> Passage to read:
Result Validation Checklist

Before executing SQL, verify these items:

Filtering & Data Scope

  • ⚠️ CRITICAL: Applied default student status filter - Used Active students filter UNLESS user explicitly requested "all students"
  • Did NOT filter Active when user asks about "enrollment status" variety or distribution by status
  • Used is_scholarship_recipient = true when analyzing only scholarship recipients
  • Applied correct threshold for outstanding balances (e.g., > 3000 not > 1000)

Query Pattern Compliance

  • Matched query to correct Standard Query Pattern (1-5)
  • Followed template structure exactly for chosen pattern
  • Included COUNT(*) as student_count in GROUP BY queries for context
  • Used LIMIT N for "top N" queries

Column Selection

  • Selected ONLY explicitly requested columns
  • Did NOT add unrequested context columns or extra metrics
  • Included grouping dimension in SELECT when using GROUP BY
  • Used appropriate column for requested attribute (e.g., student_gpa not cumulative_gpa)

> Set problem a:
Could you transcribe the dataset items below line for line, leaving out the pictures?
The checklist has no connection to the dataset items that come after it.

Dataset items
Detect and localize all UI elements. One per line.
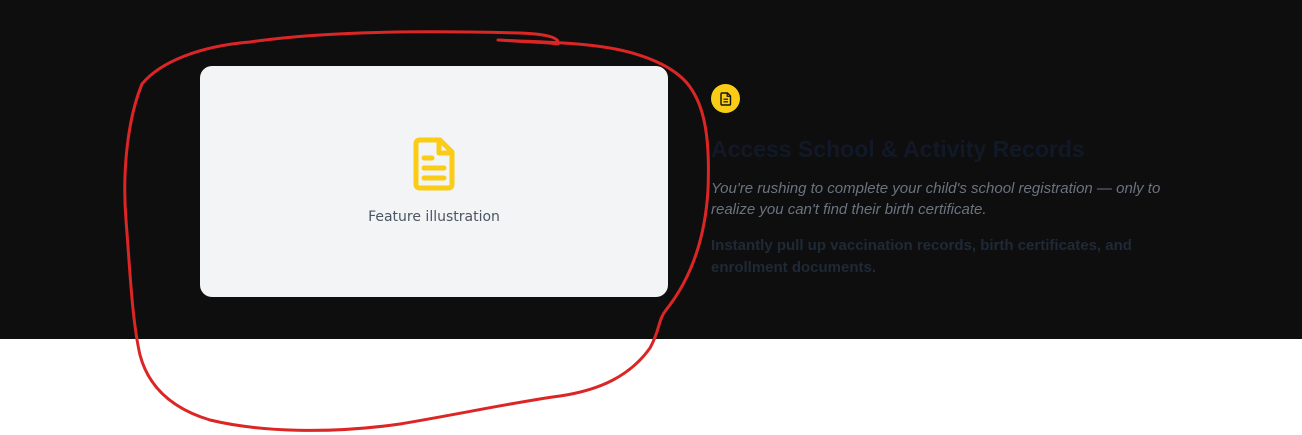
feature-illustration-card: Feature illustration (200, 66, 668, 297)
document-icon (413, 137, 455, 191)
feature-icon-badge (711, 84, 740, 113)
document-icon (719, 91, 731, 106)
feature-description-text: Instantly pull up vaccination records, b… (711, 237, 1132, 276)
feature-section: Feature illustration Access School & Act… (0, 0, 1302, 339)
feature-scenario-text: You're rushing to complete your child's … (711, 180, 1161, 218)
illustration-caption: Feature illustration (368, 209, 500, 225)
feature-title: Access School & Activity Records (711, 136, 1085, 162)
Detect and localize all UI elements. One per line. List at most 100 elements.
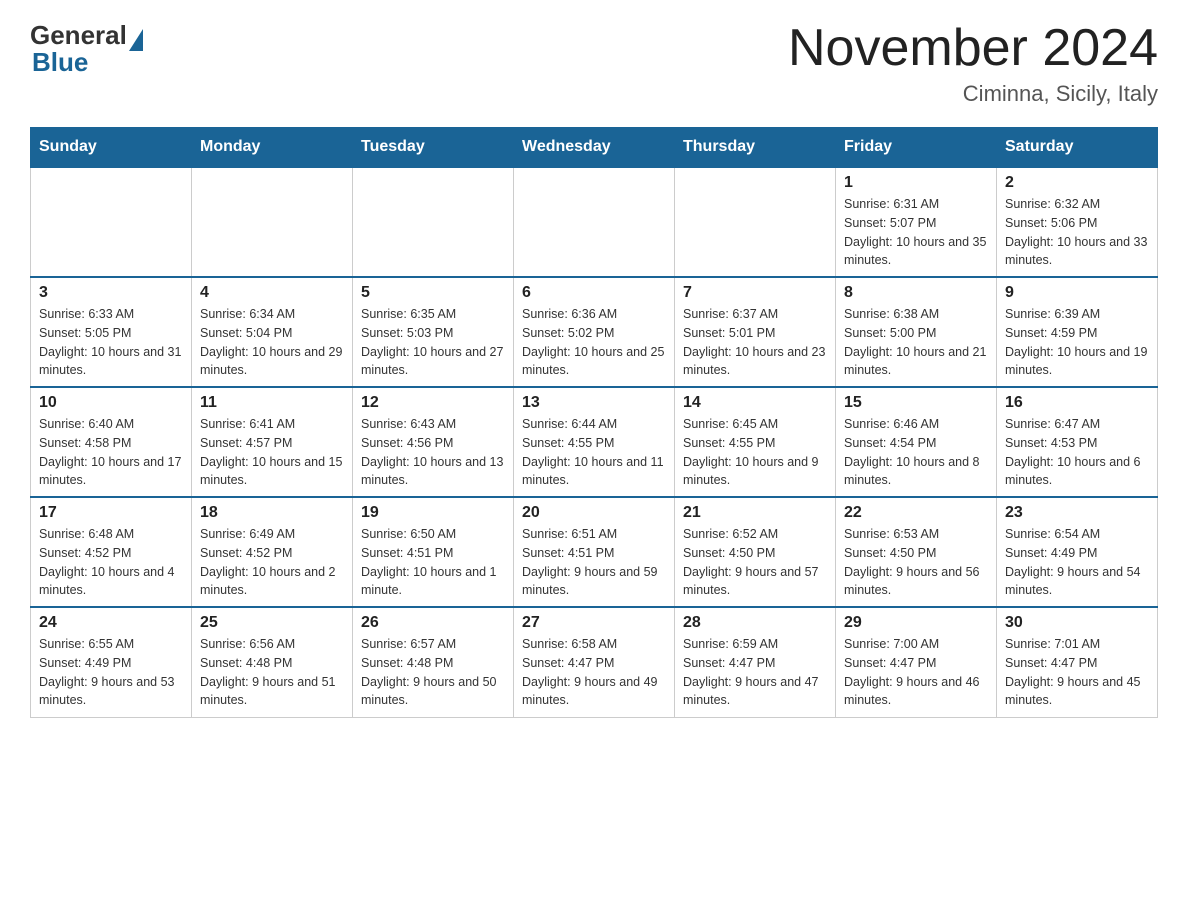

> Set problem b:
Which section headings appear in the SQL validation checklist?

> Written solution a:
Detect and localize all UI elements. One per line.
feature-illustration-card: Feature illustration (200, 66, 668, 297)
document-icon (413, 137, 455, 191)
feature-icon-badge (711, 84, 740, 113)
document-icon (719, 91, 731, 106)
feature-description-text: Instantly pull up vaccination records, b… (711, 237, 1132, 276)
feature-section: Feature illustration Access School & Act… (0, 0, 1302, 339)
feature-scenario-text: You're rushing to complete your child's … (711, 180, 1161, 218)
illustration-caption: Feature illustration (368, 209, 500, 225)
feature-title: Access School & Activity Records (711, 136, 1085, 162)
Detect and localize all UI elements. One per line. List at most 100 elements.

> Written solution b:
Filtering & Data Scope
Query Pattern Compliance
Column Selection